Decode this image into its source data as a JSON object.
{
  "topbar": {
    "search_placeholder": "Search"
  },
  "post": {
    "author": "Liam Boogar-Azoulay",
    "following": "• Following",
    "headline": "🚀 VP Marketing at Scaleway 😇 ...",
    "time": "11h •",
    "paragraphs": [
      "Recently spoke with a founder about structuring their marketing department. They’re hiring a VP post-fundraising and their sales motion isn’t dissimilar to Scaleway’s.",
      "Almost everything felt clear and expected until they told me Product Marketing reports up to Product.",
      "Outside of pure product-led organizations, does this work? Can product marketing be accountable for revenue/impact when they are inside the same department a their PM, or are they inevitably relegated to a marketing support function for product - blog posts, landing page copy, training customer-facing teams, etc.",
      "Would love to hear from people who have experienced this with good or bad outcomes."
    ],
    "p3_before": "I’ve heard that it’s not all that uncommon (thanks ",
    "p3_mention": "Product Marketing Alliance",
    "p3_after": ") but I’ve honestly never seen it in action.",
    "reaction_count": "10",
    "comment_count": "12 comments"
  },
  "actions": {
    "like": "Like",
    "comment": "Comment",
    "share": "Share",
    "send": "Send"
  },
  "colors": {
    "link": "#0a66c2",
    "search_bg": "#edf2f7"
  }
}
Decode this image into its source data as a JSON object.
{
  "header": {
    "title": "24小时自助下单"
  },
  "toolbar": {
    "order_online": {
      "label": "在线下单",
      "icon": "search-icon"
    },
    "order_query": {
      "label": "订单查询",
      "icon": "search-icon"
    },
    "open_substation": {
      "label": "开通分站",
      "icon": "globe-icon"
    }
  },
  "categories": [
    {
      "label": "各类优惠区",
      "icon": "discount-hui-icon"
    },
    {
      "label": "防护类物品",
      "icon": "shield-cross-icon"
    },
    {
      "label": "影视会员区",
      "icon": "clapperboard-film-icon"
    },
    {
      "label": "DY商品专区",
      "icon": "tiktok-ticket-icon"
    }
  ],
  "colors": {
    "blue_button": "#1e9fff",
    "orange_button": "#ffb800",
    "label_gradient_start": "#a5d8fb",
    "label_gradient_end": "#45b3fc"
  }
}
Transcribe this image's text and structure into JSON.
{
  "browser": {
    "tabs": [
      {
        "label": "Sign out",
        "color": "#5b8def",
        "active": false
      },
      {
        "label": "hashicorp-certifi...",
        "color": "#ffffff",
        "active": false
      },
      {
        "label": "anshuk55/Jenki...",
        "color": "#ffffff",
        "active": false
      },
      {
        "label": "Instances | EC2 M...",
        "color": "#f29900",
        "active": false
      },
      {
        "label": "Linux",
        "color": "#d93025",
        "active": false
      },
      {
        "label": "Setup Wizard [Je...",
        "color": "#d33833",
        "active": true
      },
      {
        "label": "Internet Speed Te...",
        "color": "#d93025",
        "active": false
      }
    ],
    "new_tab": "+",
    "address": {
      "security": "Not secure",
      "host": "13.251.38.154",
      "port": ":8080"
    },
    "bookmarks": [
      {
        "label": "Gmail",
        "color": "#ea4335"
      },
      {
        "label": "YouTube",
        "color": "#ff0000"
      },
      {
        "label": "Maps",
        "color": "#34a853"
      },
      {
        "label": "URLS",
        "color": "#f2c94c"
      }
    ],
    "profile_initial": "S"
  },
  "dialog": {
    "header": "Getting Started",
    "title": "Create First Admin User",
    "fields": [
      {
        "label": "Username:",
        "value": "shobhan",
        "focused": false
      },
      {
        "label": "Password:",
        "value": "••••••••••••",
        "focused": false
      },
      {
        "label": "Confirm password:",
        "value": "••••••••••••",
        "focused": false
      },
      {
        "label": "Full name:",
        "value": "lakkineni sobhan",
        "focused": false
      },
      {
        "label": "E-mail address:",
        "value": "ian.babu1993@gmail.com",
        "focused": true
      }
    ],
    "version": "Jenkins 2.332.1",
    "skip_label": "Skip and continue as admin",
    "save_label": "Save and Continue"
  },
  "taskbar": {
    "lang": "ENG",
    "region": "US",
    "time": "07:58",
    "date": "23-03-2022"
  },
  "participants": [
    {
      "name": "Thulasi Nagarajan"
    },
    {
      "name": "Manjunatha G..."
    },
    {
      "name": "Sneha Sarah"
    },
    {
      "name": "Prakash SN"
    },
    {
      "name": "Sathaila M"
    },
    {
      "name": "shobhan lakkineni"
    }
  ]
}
——————————
Work to complete: Identify the lines that hold the word "value". Copy every one of them.

Completed task:
        "value": "shobhan",
        "value": "••••••••••••",
        "value": "••••••••••••",
        "value": "lakkineni sobhan",
        "value": "ian.babu1993@gmail.com",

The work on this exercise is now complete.